__Your objective__:
Lines containing the word "Hill" are the ones to copy from the records below.

--- Task input ---

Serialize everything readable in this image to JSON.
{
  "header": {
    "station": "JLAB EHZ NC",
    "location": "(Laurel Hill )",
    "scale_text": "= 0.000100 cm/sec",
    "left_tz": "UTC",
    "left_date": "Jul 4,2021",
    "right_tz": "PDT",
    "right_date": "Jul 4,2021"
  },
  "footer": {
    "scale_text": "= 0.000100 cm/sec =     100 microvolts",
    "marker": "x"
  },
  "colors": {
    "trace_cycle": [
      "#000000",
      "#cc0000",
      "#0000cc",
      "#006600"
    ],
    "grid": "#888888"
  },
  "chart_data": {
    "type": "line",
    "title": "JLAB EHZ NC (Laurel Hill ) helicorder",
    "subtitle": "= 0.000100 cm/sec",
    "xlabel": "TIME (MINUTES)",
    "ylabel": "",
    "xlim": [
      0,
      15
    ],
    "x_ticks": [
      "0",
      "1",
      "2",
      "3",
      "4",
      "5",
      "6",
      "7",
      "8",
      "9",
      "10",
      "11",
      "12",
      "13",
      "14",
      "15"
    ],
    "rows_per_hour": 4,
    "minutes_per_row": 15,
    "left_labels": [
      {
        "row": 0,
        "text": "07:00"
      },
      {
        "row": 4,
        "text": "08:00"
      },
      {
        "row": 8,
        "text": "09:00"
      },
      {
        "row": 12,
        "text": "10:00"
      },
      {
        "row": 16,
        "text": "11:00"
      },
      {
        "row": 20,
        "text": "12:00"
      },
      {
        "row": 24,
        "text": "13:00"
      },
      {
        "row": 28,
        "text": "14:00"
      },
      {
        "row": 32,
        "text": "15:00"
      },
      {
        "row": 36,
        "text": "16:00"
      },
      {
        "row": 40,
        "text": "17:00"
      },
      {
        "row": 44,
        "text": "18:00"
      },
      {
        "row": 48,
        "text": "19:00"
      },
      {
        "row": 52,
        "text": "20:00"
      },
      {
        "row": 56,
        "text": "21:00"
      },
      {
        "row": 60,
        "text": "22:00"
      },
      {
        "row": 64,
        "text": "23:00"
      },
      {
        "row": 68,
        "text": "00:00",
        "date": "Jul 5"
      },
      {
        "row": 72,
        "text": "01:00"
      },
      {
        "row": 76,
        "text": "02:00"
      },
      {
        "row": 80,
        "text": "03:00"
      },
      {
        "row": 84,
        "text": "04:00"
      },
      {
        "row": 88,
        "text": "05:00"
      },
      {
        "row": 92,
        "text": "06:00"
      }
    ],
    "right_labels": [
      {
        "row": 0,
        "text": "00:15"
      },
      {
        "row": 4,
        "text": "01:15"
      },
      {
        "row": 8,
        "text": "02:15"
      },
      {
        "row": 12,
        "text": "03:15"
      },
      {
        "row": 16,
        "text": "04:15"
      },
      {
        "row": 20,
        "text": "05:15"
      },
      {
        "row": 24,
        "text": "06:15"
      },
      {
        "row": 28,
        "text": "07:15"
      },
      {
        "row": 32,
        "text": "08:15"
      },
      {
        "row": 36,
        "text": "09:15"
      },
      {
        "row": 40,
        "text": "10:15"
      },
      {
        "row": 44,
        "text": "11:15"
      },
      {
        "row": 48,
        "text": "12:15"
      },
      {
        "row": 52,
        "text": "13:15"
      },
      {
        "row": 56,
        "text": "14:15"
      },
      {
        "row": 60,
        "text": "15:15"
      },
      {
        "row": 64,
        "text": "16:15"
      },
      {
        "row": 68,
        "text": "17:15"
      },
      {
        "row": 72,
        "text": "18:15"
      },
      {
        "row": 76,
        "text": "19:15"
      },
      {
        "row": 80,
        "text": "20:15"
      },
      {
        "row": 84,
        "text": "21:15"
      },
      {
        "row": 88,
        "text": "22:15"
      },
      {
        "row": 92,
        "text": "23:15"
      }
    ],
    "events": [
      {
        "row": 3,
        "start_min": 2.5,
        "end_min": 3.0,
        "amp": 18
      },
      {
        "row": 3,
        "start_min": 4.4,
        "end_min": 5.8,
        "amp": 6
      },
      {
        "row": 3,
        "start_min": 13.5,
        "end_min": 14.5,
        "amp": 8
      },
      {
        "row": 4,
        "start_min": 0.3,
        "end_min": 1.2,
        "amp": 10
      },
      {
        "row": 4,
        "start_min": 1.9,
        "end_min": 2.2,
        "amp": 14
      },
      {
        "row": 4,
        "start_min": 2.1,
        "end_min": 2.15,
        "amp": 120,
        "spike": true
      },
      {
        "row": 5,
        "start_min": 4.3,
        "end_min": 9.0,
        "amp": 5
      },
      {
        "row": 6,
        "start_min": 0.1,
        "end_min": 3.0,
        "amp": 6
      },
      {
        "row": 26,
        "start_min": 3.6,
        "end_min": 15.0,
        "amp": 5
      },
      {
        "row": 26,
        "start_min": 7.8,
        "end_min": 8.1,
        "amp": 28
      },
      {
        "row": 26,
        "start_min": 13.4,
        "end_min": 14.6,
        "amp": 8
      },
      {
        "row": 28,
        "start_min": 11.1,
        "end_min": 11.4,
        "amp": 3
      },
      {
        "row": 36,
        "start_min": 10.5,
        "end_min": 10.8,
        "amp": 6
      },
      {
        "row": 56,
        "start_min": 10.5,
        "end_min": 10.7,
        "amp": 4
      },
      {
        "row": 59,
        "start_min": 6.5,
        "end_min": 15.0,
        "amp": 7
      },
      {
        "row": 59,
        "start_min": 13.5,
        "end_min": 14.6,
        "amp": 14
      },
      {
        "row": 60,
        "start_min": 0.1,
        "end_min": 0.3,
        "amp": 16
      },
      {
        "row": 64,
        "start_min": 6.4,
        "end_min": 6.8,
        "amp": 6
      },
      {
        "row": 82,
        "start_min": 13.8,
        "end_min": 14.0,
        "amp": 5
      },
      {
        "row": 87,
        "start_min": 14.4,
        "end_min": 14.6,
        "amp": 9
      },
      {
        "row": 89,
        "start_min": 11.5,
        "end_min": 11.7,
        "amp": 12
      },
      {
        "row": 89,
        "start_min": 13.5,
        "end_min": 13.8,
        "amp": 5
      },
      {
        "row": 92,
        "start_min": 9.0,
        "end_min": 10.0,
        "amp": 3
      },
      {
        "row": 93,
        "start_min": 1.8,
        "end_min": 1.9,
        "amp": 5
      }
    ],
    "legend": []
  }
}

---

__Result below__:
    "location": "(Laurel Hill )",
    "title": "JLAB EHZ NC (Laurel Hill ) helicorder",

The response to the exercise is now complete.